■ Exercise material ■
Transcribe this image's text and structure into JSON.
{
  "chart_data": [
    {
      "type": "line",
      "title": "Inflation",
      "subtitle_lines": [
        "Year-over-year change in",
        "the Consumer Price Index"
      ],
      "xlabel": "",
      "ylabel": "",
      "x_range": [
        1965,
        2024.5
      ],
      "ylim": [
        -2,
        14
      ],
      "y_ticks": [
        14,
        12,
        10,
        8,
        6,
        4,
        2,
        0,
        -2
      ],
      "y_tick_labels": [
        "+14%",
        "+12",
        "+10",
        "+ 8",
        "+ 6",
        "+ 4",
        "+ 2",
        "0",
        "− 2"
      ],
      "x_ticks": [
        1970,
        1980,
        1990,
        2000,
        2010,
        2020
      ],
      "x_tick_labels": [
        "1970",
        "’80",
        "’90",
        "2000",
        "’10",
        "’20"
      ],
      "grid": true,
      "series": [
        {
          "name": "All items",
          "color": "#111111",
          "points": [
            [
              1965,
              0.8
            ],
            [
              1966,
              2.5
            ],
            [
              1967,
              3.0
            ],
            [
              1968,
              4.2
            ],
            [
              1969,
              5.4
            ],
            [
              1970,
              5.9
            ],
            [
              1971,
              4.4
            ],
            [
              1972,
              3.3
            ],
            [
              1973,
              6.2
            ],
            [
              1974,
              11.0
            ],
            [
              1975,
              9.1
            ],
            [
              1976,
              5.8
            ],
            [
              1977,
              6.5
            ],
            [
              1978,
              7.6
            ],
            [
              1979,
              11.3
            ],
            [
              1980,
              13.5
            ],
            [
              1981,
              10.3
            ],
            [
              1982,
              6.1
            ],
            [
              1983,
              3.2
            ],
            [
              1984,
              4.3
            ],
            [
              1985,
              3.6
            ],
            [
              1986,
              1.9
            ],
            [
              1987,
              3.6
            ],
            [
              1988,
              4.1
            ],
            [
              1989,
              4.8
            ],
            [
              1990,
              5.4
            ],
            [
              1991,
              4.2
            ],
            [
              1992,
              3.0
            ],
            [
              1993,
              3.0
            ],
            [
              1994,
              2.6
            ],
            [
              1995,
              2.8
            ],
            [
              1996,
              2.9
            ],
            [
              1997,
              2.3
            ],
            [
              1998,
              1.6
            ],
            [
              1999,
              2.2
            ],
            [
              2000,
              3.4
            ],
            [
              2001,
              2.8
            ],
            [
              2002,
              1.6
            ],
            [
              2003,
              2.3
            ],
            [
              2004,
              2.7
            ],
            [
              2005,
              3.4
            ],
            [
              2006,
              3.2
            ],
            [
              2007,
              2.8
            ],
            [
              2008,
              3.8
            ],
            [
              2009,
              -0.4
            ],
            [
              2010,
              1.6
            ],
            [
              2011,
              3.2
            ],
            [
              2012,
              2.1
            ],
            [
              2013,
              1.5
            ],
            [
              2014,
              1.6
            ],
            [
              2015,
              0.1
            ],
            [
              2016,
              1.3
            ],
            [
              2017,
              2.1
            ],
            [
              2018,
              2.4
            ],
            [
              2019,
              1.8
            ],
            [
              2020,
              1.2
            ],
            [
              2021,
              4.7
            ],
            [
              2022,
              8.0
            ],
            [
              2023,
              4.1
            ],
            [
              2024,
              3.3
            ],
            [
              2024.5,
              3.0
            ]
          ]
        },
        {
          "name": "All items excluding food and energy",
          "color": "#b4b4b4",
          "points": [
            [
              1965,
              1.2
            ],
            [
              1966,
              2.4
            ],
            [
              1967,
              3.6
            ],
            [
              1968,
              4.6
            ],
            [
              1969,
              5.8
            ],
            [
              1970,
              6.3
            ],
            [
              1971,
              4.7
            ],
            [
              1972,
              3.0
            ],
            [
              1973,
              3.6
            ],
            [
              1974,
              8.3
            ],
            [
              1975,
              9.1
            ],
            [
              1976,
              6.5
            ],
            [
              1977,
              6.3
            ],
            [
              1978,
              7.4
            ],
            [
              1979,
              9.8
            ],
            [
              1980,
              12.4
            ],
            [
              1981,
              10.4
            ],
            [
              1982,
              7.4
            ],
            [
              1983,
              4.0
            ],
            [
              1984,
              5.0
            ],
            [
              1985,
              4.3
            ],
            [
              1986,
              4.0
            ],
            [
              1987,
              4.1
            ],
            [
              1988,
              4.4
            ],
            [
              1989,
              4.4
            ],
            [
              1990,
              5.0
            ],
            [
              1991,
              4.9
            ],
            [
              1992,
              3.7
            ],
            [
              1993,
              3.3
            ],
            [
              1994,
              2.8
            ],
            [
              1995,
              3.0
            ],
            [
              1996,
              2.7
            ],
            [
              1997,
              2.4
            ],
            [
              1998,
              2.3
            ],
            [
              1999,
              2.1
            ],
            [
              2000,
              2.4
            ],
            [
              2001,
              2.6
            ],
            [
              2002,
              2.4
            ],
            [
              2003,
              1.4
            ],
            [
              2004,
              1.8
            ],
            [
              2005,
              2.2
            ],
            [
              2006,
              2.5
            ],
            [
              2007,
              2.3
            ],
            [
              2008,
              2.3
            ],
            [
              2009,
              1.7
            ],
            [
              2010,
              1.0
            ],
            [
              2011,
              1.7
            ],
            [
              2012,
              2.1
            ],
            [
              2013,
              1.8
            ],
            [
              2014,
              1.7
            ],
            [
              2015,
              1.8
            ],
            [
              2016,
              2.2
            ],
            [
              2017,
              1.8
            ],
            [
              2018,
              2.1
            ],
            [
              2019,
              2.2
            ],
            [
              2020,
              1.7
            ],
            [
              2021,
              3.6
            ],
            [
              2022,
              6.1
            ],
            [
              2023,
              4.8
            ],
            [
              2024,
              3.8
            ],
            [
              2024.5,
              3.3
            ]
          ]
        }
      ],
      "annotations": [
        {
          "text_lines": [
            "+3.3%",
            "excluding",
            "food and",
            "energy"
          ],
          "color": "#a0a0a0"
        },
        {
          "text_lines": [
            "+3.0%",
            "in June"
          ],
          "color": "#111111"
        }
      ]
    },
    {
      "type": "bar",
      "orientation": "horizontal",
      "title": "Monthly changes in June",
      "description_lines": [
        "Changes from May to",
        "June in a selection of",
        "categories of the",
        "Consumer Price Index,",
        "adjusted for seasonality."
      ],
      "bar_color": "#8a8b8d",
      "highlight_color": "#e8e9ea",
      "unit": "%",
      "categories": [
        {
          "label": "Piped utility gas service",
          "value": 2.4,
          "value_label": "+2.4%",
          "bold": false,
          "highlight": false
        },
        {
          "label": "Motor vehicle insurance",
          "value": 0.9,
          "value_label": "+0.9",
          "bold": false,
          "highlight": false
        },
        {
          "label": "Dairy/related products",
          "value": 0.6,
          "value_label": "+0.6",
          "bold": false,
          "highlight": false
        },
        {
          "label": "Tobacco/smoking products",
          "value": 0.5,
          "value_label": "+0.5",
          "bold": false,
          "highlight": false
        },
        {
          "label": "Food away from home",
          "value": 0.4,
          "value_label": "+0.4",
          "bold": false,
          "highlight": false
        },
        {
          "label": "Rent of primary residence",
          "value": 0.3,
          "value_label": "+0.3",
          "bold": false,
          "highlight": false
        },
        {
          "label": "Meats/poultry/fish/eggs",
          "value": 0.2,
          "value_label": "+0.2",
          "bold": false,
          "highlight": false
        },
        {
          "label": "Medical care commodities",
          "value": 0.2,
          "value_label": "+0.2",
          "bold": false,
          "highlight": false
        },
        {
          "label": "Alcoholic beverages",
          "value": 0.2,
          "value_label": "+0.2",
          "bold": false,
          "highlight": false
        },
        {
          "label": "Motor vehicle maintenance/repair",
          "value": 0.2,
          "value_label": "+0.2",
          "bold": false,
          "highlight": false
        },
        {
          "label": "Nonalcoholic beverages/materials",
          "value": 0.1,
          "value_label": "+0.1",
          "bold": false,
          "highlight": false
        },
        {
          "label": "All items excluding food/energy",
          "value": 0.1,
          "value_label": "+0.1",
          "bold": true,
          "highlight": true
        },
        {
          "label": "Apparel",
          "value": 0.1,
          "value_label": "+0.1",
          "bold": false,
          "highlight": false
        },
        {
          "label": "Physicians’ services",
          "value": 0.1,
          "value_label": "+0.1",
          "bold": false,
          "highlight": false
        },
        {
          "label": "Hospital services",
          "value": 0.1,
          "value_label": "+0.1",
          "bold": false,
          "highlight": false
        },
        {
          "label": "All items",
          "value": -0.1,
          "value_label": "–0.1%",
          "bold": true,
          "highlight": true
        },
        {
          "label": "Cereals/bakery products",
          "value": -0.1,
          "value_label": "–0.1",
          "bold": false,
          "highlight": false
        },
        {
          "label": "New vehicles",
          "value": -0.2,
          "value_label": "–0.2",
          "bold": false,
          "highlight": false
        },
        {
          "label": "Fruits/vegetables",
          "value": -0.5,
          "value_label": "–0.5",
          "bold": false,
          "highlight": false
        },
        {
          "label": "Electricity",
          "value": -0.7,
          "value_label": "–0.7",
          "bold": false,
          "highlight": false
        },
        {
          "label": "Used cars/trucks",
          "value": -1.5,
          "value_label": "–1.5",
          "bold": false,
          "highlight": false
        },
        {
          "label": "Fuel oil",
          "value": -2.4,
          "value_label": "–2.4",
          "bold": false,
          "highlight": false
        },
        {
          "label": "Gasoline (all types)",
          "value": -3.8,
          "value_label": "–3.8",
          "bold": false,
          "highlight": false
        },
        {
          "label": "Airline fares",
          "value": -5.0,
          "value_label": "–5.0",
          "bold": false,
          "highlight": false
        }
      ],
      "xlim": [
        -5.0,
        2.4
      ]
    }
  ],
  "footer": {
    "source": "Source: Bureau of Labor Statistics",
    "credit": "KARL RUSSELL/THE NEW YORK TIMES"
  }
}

■ What is asked ■
In the entries above, find each line with the word "Index" and show it.

■ Answer for this exercise ■
        "the Consumer Price Index"
        "Consumer Price Index,",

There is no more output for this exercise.